• _ENTRIES_
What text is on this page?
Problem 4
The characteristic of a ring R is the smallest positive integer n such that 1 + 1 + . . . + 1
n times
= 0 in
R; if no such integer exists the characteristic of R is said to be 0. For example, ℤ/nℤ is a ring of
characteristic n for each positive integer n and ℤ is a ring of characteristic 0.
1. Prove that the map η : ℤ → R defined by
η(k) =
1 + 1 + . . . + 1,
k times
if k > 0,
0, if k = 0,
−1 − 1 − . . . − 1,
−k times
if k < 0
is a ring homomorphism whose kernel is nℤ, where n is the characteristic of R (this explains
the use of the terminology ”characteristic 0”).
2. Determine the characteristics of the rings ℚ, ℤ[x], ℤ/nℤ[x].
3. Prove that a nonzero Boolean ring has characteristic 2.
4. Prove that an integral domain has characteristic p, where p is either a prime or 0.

• _WORK REQUIRED_
Using the records given above, list every line that includes the word "where".

• _REPLY_
is a ring homomorphism whose kernel is nℤ, where n is the characteristic of R (this explains
4. Prove that an integral domain has characteristic p, where p is either a prime or 0.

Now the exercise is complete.